Extracted information
········
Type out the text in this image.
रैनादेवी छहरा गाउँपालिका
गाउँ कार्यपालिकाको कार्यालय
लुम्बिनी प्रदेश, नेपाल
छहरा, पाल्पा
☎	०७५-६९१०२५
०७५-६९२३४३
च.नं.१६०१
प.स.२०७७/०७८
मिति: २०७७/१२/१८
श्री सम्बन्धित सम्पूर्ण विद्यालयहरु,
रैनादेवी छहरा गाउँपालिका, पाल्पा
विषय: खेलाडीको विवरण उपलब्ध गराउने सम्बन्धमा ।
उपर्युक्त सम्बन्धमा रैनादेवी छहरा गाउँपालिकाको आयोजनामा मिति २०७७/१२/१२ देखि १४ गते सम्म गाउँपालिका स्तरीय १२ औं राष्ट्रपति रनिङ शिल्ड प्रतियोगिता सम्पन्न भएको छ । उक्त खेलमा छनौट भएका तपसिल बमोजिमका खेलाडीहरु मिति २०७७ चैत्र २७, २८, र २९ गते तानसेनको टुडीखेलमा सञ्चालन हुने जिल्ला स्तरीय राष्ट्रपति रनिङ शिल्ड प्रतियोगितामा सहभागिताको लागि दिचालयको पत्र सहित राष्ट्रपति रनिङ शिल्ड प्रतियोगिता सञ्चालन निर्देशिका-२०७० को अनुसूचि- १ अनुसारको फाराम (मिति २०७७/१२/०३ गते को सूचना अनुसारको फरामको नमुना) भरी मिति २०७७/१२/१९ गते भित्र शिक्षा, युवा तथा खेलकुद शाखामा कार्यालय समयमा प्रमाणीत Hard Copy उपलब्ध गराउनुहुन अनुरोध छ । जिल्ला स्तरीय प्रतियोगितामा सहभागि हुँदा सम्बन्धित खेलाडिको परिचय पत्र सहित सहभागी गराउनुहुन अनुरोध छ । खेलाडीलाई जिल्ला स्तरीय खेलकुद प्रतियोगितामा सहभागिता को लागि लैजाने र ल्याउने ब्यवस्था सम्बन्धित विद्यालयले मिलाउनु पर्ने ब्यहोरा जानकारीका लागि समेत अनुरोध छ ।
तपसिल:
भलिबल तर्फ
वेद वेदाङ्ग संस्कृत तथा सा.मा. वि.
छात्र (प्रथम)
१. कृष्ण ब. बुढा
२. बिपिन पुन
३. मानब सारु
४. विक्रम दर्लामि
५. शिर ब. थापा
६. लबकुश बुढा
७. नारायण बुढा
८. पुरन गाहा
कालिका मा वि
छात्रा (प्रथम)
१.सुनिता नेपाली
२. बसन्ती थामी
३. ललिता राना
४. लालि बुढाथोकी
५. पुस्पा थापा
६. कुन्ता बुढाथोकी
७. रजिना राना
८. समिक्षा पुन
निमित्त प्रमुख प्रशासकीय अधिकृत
········
Transcribe each record exactly. Leave nothing out.

Type out the text in this image.
रैनादेवी छहरा गाउँपालिका
गाउँ कार्यपालिकाको कार्यालय
लुम्बिनी प्रदेश, नेपाल
छहरा, पाल्पा
☎	०७५-६९१०२५
०७५-६९२३४३
च.नं.१६०१
प.स.२०७७/०७८
मिति: २०७७/१२/१८
श्री सम्बन्धित सम्पूर्ण विद्यालयहरु,
रैनादेवी छहरा गाउँपालिका, पाल्पा
विषय: खेलाडीको विवरण उपलब्ध गराउने सम्बन्धमा ।
उपर्युक्त सम्बन्धमा रैनादेवी छहरा गाउँपालिकाको आयोजनामा मिति २०७७/१२/१२ देखि १४ गते सम्म गाउँपालिका स्तरीय १२ औं राष्ट्रपति रनिङ शिल्ड प्रतियोगिता सम्पन्न भएको छ । उक्त खेलमा छनौट भएका तपसिल बमोजिमका खेलाडीहरु मिति २०७७ चैत्र २७, २८, र २९ गते तानसेनको टुडीखेलमा सञ्चालन हुने जिल्ला स्तरीय राष्ट्रपति रनिङ शिल्ड प्रतियोगितामा सहभागिताको लागि दिचालयको पत्र सहित राष्ट्रपति रनिङ शिल्ड प्रतियोगिता सञ्चालन निर्देशिका-२०७० को अनुसूचि- १ अनुसारको फाराम (मिति २०७७/१२/०३ गते को सूचना अनुसारको फरामको नमुना) भरी मिति २०७७/१२/१९ गते भित्र शिक्षा, युवा तथा खेलकुद शाखामा कार्यालय समयमा प्रमाणीत Hard Copy उपलब्ध गराउनुहुन अनुरोध छ । जिल्ला स्तरीय प्रतियोगितामा सहभागि हुँदा सम्बन्धित खेलाडिको परिचय पत्र सहित सहभागी गराउनुहुन अनुरोध छ । खेलाडीलाई जिल्ला स्तरीय खेलकुद प्रतियोगितामा सहभागिता को लागि लैजाने र ल्याउने ब्यवस्था सम्बन्धित विद्यालयले मिलाउनु पर्ने ब्यहोरा जानकारीका लागि समेत अनुरोध छ ।
तपसिल:
भलिबल तर्फ
वेद वेदाङ्ग संस्कृत तथा सा.मा. वि.
छात्र (प्रथम)
१. कृष्ण ब. बुढा
२. बिपिन पुन
३. मानब सारु
४. विक्रम दर्लामि
५. शिर ब. थापा
६. लबकुश बुढा
७. नारायण बुढा
८. पुरन गाहा
कालिका मा वि
छात्रा (प्रथम)
१.सुनिता नेपाली
२. बसन्ती थामी
३. ललिता राना
४. लालि बुढाथोकी
५. पुस्पा थापा
६. कुन्ता बुढाथोकी
७. रजिना राना
८. समिक्षा पुन
निमित्त प्रमुख प्रशासकीय अधिकृत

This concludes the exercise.